**What to produce:**
Look through the data and write out every line with the word "refers" in it.
╔══
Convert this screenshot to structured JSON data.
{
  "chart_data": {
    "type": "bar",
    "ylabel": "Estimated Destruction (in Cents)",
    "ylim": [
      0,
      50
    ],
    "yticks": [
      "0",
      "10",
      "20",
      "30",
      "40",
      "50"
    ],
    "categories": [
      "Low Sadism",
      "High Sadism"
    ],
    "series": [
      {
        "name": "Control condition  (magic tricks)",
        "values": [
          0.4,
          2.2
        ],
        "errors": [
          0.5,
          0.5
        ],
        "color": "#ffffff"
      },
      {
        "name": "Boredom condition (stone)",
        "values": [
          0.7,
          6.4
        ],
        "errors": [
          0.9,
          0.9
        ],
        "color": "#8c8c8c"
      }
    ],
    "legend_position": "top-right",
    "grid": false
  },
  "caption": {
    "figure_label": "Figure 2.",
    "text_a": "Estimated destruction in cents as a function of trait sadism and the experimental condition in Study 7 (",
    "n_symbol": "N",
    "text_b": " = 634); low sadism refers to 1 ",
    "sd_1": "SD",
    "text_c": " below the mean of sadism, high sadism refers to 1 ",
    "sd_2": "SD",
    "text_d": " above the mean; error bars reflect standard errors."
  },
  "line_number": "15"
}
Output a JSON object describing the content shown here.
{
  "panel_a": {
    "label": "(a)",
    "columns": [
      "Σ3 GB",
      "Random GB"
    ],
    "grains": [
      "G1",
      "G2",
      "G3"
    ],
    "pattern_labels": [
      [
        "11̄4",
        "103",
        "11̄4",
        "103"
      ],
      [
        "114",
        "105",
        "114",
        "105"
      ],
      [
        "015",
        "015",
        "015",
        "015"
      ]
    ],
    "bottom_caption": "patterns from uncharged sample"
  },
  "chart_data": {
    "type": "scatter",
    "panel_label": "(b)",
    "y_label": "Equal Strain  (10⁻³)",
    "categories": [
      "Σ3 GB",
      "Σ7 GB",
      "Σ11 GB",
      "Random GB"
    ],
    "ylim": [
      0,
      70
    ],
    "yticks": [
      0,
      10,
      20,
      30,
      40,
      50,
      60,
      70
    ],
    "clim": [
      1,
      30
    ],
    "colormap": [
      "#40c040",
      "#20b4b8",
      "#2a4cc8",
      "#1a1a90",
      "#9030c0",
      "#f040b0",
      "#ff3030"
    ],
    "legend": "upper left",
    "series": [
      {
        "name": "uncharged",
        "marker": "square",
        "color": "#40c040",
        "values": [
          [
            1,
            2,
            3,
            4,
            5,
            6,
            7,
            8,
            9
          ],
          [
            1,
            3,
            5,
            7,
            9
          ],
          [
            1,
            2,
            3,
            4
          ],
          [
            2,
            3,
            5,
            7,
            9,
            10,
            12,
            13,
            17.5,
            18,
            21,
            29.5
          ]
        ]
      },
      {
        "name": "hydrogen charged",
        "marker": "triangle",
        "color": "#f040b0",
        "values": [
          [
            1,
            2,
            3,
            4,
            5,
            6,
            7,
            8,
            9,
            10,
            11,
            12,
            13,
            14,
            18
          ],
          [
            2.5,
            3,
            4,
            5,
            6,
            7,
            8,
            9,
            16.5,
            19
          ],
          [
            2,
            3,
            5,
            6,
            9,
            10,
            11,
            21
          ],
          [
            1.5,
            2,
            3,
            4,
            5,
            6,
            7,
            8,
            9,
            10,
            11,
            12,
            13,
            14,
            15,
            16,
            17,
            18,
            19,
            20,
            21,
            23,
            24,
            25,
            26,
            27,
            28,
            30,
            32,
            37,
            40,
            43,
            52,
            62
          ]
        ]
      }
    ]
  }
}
╚══
╔══
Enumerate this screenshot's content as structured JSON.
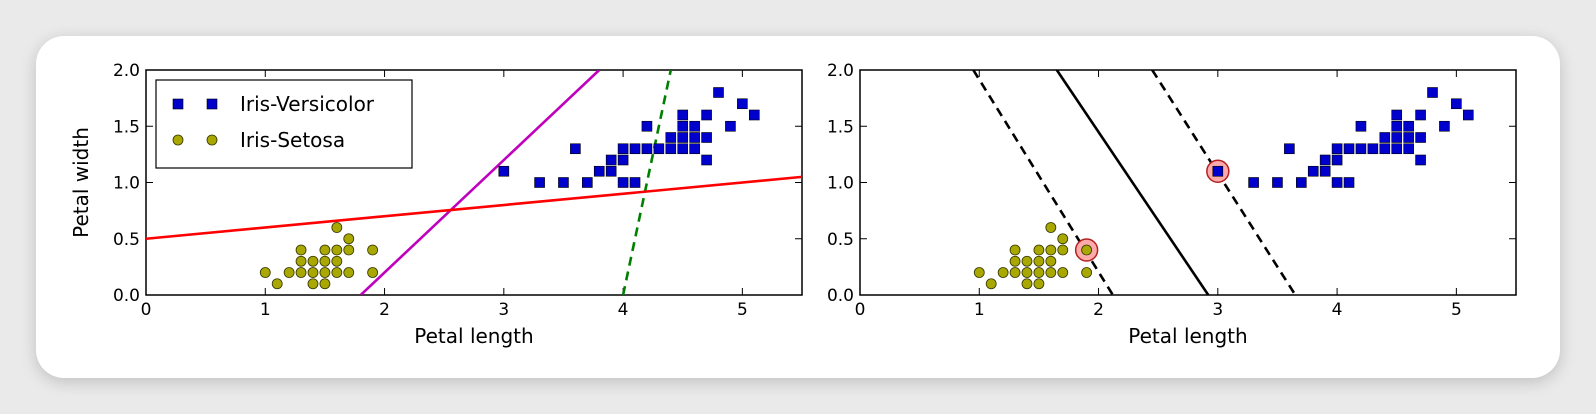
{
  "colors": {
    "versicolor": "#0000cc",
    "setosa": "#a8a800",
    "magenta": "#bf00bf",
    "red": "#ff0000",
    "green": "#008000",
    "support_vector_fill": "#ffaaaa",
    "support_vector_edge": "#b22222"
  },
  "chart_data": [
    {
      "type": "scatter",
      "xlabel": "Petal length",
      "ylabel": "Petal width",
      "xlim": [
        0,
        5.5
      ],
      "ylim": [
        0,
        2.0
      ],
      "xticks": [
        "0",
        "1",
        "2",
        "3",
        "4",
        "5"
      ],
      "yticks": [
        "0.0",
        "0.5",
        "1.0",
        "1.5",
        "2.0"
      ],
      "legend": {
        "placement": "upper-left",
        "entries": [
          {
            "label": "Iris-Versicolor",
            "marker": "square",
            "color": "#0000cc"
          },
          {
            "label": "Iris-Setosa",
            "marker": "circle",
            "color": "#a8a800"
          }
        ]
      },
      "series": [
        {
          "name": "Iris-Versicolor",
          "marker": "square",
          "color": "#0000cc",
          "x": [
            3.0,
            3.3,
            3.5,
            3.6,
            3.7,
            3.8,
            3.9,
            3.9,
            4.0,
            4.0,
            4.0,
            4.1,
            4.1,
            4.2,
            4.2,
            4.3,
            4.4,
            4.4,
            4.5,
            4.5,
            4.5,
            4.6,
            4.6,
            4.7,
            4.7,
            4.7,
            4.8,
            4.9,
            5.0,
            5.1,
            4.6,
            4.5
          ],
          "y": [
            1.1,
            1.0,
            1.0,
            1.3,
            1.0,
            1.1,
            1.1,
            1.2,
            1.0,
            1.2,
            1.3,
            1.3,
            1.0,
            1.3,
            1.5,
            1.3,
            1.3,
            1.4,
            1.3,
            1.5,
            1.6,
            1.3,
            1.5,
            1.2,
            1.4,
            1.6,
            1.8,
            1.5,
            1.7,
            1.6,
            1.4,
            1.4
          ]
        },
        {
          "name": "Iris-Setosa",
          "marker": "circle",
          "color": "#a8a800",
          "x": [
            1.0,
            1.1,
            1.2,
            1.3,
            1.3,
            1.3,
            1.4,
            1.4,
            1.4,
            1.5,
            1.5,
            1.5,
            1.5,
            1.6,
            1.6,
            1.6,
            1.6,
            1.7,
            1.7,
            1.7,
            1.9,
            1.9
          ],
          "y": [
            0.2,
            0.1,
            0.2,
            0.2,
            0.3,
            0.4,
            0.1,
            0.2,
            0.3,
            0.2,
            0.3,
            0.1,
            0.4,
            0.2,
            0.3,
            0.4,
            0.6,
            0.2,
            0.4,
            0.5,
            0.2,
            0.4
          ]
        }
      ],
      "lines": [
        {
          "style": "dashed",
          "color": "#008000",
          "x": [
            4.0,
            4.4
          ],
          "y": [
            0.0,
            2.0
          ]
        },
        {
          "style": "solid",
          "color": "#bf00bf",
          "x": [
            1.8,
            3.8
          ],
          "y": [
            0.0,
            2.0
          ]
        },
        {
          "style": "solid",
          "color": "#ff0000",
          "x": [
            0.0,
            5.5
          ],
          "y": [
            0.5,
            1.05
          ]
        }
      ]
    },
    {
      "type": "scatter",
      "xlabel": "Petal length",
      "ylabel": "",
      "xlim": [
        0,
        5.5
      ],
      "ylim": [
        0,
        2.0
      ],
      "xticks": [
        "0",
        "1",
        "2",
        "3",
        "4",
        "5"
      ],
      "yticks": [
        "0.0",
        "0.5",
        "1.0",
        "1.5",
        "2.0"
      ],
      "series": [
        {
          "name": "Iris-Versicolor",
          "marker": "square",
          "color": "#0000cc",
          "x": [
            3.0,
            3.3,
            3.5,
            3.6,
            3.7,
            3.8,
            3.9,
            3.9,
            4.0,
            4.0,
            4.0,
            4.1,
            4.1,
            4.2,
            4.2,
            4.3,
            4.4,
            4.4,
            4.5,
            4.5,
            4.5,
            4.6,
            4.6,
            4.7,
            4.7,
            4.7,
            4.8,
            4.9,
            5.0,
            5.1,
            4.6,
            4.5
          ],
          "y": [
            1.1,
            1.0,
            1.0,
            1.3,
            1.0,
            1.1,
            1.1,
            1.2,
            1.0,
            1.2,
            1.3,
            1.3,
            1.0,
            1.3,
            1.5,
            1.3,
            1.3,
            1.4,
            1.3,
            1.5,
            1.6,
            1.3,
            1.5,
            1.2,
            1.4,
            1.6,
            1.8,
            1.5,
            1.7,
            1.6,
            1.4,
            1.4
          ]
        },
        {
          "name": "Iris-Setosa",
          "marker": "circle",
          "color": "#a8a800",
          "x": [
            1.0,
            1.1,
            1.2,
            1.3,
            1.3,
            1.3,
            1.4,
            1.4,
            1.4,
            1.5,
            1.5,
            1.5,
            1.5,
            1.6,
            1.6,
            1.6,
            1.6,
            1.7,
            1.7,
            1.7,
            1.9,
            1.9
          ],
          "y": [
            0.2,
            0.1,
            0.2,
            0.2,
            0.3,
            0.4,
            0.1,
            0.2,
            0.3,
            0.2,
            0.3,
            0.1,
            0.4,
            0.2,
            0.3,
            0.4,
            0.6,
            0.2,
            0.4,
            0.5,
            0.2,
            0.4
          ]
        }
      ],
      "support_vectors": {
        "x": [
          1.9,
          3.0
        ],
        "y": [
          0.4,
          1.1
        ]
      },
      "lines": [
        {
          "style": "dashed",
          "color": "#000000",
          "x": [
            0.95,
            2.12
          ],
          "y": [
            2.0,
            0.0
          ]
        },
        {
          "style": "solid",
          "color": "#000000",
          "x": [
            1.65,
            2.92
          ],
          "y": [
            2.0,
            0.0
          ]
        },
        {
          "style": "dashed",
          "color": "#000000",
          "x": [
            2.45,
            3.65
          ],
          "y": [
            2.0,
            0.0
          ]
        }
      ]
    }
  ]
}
╚══
**The answer:**
    "text_b": " = 634); low sadism refers to 1 ",
    "text_c": " below the mean of sadism, high sadism refers to 1 ",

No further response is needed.